Short exercise
Reproduce the listing below exactly, minus its pictures.

Extracted data
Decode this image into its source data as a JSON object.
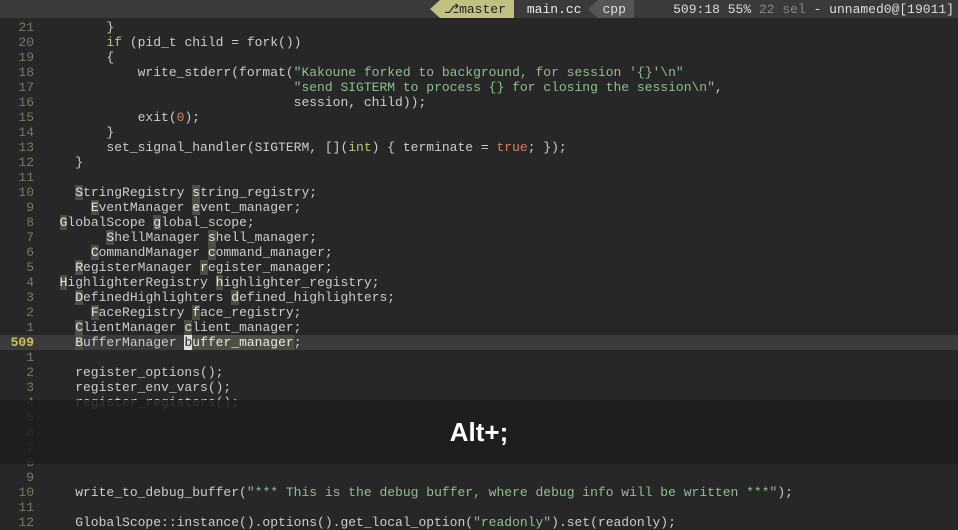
{
  "status": {
    "branch_icon": "⎇",
    "branch": "master",
    "file": "main.cc",
    "lang": "cpp",
    "pos": "509:18",
    "percent": "55%",
    "sel": "22 sel",
    "tail": " - unnamed0@[19011]"
  },
  "overlay": {
    "text": "Alt+;"
  },
  "lines": [
    {
      "n": "21",
      "segs": [
        {
          "t": "        }"
        }
      ]
    },
    {
      "n": "20",
      "segs": [
        {
          "t": "        "
        },
        {
          "t": "if",
          "c": "kw"
        },
        {
          "t": " (pid_t child = fork())"
        }
      ]
    },
    {
      "n": "19",
      "segs": [
        {
          "t": "        {"
        }
      ]
    },
    {
      "n": "18",
      "segs": [
        {
          "t": "            write_stderr(format("
        },
        {
          "t": "\"Kakoune forked to background, for session '{}'\\n\"",
          "c": "str"
        }
      ]
    },
    {
      "n": "17",
      "segs": [
        {
          "t": "                                "
        },
        {
          "t": "\"send SIGTERM to process {} for closing the session\\n\"",
          "c": "str"
        },
        {
          "t": ","
        }
      ]
    },
    {
      "n": "16",
      "segs": [
        {
          "t": "                                session, child));"
        }
      ]
    },
    {
      "n": "15",
      "segs": [
        {
          "t": "            exit("
        },
        {
          "t": "0",
          "c": "num"
        },
        {
          "t": ");"
        }
      ]
    },
    {
      "n": "14",
      "segs": [
        {
          "t": "        }"
        }
      ]
    },
    {
      "n": "13",
      "segs": [
        {
          "t": "        set_signal_handler(SIGTERM, []("
        },
        {
          "t": "int",
          "c": "kw"
        },
        {
          "t": ") { terminate = "
        },
        {
          "t": "true",
          "c": "bool"
        },
        {
          "t": "; });"
        }
      ]
    },
    {
      "n": "12",
      "segs": [
        {
          "t": "    }"
        }
      ]
    },
    {
      "n": "11",
      "segs": [
        {
          "t": ""
        }
      ]
    },
    {
      "n": "10",
      "segs": [
        {
          "t": "    "
        },
        {
          "t": "S",
          "c": "sel"
        },
        {
          "t": "tringRegistry "
        },
        {
          "t": "s",
          "c": "sel"
        },
        {
          "t": "tring_registry;"
        }
      ]
    },
    {
      "n": "9",
      "segs": [
        {
          "t": "      "
        },
        {
          "t": "E",
          "c": "sel"
        },
        {
          "t": "ventManager "
        },
        {
          "t": "e",
          "c": "sel"
        },
        {
          "t": "vent_manager;"
        }
      ]
    },
    {
      "n": "8",
      "segs": [
        {
          "t": "  "
        },
        {
          "t": "G",
          "c": "sel"
        },
        {
          "t": "lobalScope "
        },
        {
          "t": "g",
          "c": "sel"
        },
        {
          "t": "lobal_scope;"
        }
      ]
    },
    {
      "n": "7",
      "segs": [
        {
          "t": "        "
        },
        {
          "t": "S",
          "c": "sel"
        },
        {
          "t": "hellManager "
        },
        {
          "t": "s",
          "c": "sel"
        },
        {
          "t": "hell_manager;"
        }
      ]
    },
    {
      "n": "6",
      "segs": [
        {
          "t": "      "
        },
        {
          "t": "C",
          "c": "sel"
        },
        {
          "t": "ommandManager "
        },
        {
          "t": "c",
          "c": "sel"
        },
        {
          "t": "ommand_manager;"
        }
      ]
    },
    {
      "n": "5",
      "segs": [
        {
          "t": "    "
        },
        {
          "t": "R",
          "c": "sel"
        },
        {
          "t": "egisterManager "
        },
        {
          "t": "r",
          "c": "sel"
        },
        {
          "t": "egister_manager;"
        }
      ]
    },
    {
      "n": "4",
      "segs": [
        {
          "t": "  "
        },
        {
          "t": "H",
          "c": "sel"
        },
        {
          "t": "ighlighterRegistry "
        },
        {
          "t": "h",
          "c": "sel"
        },
        {
          "t": "ighlighter_registry;"
        }
      ]
    },
    {
      "n": "3",
      "segs": [
        {
          "t": "    "
        },
        {
          "t": "D",
          "c": "sel"
        },
        {
          "t": "efinedHighlighters "
        },
        {
          "t": "d",
          "c": "sel"
        },
        {
          "t": "efined_highlighters;"
        }
      ]
    },
    {
      "n": "2",
      "segs": [
        {
          "t": "      "
        },
        {
          "t": "F",
          "c": "sel"
        },
        {
          "t": "aceRegistry "
        },
        {
          "t": "f",
          "c": "sel"
        },
        {
          "t": "ace_registry;"
        }
      ]
    },
    {
      "n": "1",
      "segs": [
        {
          "t": "    "
        },
        {
          "t": "C",
          "c": "sel"
        },
        {
          "t": "lientManager "
        },
        {
          "t": "c",
          "c": "sel"
        },
        {
          "t": "lient_manager;"
        }
      ]
    },
    {
      "n": "509",
      "cur": true,
      "segs": [
        {
          "t": "    "
        },
        {
          "t": "B",
          "c": "sel"
        },
        {
          "t": "ufferManager "
        },
        {
          "t": "b",
          "c": "cursor-sel"
        },
        {
          "t": "uffer_manager",
          "c": "sel"
        },
        {
          "t": ";"
        }
      ]
    },
    {
      "n": "1",
      "segs": [
        {
          "t": ""
        }
      ]
    },
    {
      "n": "2",
      "segs": [
        {
          "t": "    register_options();"
        }
      ]
    },
    {
      "n": "3",
      "segs": [
        {
          "t": "    register_env_vars();"
        }
      ]
    },
    {
      "n": "4",
      "segs": [
        {
          "t": "    register_registers();"
        }
      ]
    },
    {
      "n": "5",
      "segs": [
        {
          "t": ""
        }
      ]
    },
    {
      "n": "6",
      "segs": [
        {
          "t": ""
        }
      ]
    },
    {
      "n": "7",
      "segs": [
        {
          "t": ""
        }
      ]
    },
    {
      "n": "8",
      "segs": [
        {
          "t": ""
        }
      ]
    },
    {
      "n": "9",
      "segs": [
        {
          "t": ""
        }
      ]
    },
    {
      "n": "10",
      "segs": [
        {
          "t": "    write_to_debug_buffer("
        },
        {
          "t": "\"*** This is the debug buffer, where debug info will be written ***\"",
          "c": "str"
        },
        {
          "t": ");"
        }
      ]
    },
    {
      "n": "11",
      "segs": [
        {
          "t": ""
        }
      ]
    },
    {
      "n": "12",
      "segs": [
        {
          "t": "    GlobalScope::instance().options().get_local_option("
        },
        {
          "t": "\"readonly\"",
          "c": "str"
        },
        {
          "t": ").set(readonly);"
        }
      ]
    }
  ]
}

Exercise result
Decode this image into its source data as a JSON object.
{
  "status": {
    "branch_icon": "⎇",
    "branch": "master",
    "file": "main.cc",
    "lang": "cpp",
    "pos": "509:18",
    "percent": "55%",
    "sel": "22 sel",
    "tail": " - unnamed0@[19011]"
  },
  "overlay": {
    "text": "Alt+;"
  },
  "lines": [
    {
      "n": "21",
      "segs": [
        {
          "t": "        }"
        }
      ]
    },
    {
      "n": "20",
      "segs": [
        {
          "t": "        "
        },
        {
          "t": "if",
          "c": "kw"
        },
        {
          "t": " (pid_t child = fork())"
        }
      ]
    },
    {
      "n": "19",
      "segs": [
        {
          "t": "        {"
        }
      ]
    },
    {
      "n": "18",
      "segs": [
        {
          "t": "            write_stderr(format("
        },
        {
          "t": "\"Kakoune forked to background, for session '{}'\\n\"",
          "c": "str"
        }
      ]
    },
    {
      "n": "17",
      "segs": [
        {
          "t": "                                "
        },
        {
          "t": "\"send SIGTERM to process {} for closing the session\\n\"",
          "c": "str"
        },
        {
          "t": ","
        }
      ]
    },
    {
      "n": "16",
      "segs": [
        {
          "t": "                                session, child));"
        }
      ]
    },
    {
      "n": "15",
      "segs": [
        {
          "t": "            exit("
        },
        {
          "t": "0",
          "c": "num"
        },
        {
          "t": ");"
        }
      ]
    },
    {
      "n": "14",
      "segs": [
        {
          "t": "        }"
        }
      ]
    },
    {
      "n": "13",
      "segs": [
        {
          "t": "        set_signal_handler(SIGTERM, []("
        },
        {
          "t": "int",
          "c": "kw"
        },
        {
          "t": ") { terminate = "
        },
        {
          "t": "true",
          "c": "bool"
        },
        {
          "t": "; });"
        }
      ]
    },
    {
      "n": "12",
      "segs": [
        {
          "t": "    }"
        }
      ]
    },
    {
      "n": "11",
      "segs": [
        {
          "t": ""
        }
      ]
    },
    {
      "n": "10",
      "segs": [
        {
          "t": "    "
        },
        {
          "t": "S",
          "c": "sel"
        },
        {
          "t": "tringRegistry "
        },
        {
          "t": "s",
          "c": "sel"
        },
        {
          "t": "tring_registry;"
        }
      ]
    },
    {
      "n": "9",
      "segs": [
        {
          "t": "      "
        },
        {
          "t": "E",
          "c": "sel"
        },
        {
          "t": "ventManager "
        },
        {
          "t": "e",
          "c": "sel"
        },
        {
          "t": "vent_manager;"
        }
      ]
    },
    {
      "n": "8",
      "segs": [
        {
          "t": "  "
        },
        {
          "t": "G",
          "c": "sel"
        },
        {
          "t": "lobalScope "
        },
        {
          "t": "g",
          "c": "sel"
        },
        {
          "t": "lobal_scope;"
        }
      ]
    },
    {
      "n": "7",
      "segs": [
        {
          "t": "        "
        },
        {
          "t": "S",
          "c": "sel"
        },
        {
          "t": "hellManager "
        },
        {
          "t": "s",
          "c": "sel"
        },
        {
          "t": "hell_manager;"
        }
      ]
    },
    {
      "n": "6",
      "segs": [
        {
          "t": "      "
        },
        {
          "t": "C",
          "c": "sel"
        },
        {
          "t": "ommandManager "
        },
        {
          "t": "c",
          "c": "sel"
        },
        {
          "t": "ommand_manager;"
        }
      ]
    },
    {
      "n": "5",
      "segs": [
        {
          "t": "    "
        },
        {
          "t": "R",
          "c": "sel"
        },
        {
          "t": "egisterManager "
        },
        {
          "t": "r",
          "c": "sel"
        },
        {
          "t": "egister_manager;"
        }
      ]
    },
    {
      "n": "4",
      "segs": [
        {
          "t": "  "
        },
        {
          "t": "H",
          "c": "sel"
        },
        {
          "t": "ighlighterRegistry "
        },
        {
          "t": "h",
          "c": "sel"
        },
        {
          "t": "ighlighter_registry;"
        }
      ]
    },
    {
      "n": "3",
      "segs": [
        {
          "t": "    "
        },
        {
          "t": "D",
          "c": "sel"
        },
        {
          "t": "efinedHighlighters "
        },
        {
          "t": "d",
          "c": "sel"
        },
        {
          "t": "efined_highlighters;"
        }
      ]
    },
    {
      "n": "2",
      "segs": [
        {
          "t": "      "
        },
        {
          "t": "F",
          "c": "sel"
        },
        {
          "t": "aceRegistry "
        },
        {
          "t": "f",
          "c": "sel"
        },
        {
          "t": "ace_registry;"
        }
      ]
    },
    {
      "n": "1",
      "segs": [
        {
          "t": "    "
        },
        {
          "t": "C",
          "c": "sel"
        },
        {
          "t": "lientManager "
        },
        {
          "t": "c",
          "c": "sel"
        },
        {
          "t": "lient_manager;"
        }
      ]
    },
    {
      "n": "509",
      "cur": true,
      "segs": [
        {
          "t": "    "
        },
        {
          "t": "B",
          "c": "sel"
        },
        {
          "t": "ufferManager "
        },
        {
          "t": "b",
          "c": "cursor-sel"
        },
        {
          "t": "uffer_manager",
          "c": "sel"
        },
        {
          "t": ";"
        }
      ]
    },
    {
      "n": "1",
      "segs": [
        {
          "t": ""
        }
      ]
    },
    {
      "n": "2",
      "segs": [
        {
          "t": "    register_options();"
        }
      ]
    },
    {
      "n": "3",
      "segs": [
        {
          "t": "    register_env_vars();"
        }
      ]
    },
    {
      "n": "4",
      "segs": [
        {
          "t": "    register_registers();"
        }
      ]
    },
    {
      "n": "5",
      "segs": [
        {
          "t": ""
        }
      ]
    },
    {
      "n": "6",
      "segs": [
        {
          "t": ""
        }
      ]
    },
    {
      "n": "7",
      "segs": [
        {
          "t": ""
        }
      ]
    },
    {
      "n": "8",
      "segs": [
        {
          "t": ""
        }
      ]
    },
    {
      "n": "9",
      "segs": [
        {
          "t": ""
        }
      ]
    },
    {
      "n": "10",
      "segs": [
        {
          "t": "    write_to_debug_buffer("
        },
        {
          "t": "\"*** This is the debug buffer, where debug info will be written ***\"",
          "c": "str"
        },
        {
          "t": ");"
        }
      ]
    },
    {
      "n": "11",
      "segs": [
        {
          "t": ""
        }
      ]
    },
    {
      "n": "12",
      "segs": [
        {
          "t": "    GlobalScope::instance().options().get_local_option("
        },
        {
          "t": "\"readonly\"",
          "c": "str"
        },
        {
          "t": ").set(readonly);"
        }
      ]
    }
  ]
}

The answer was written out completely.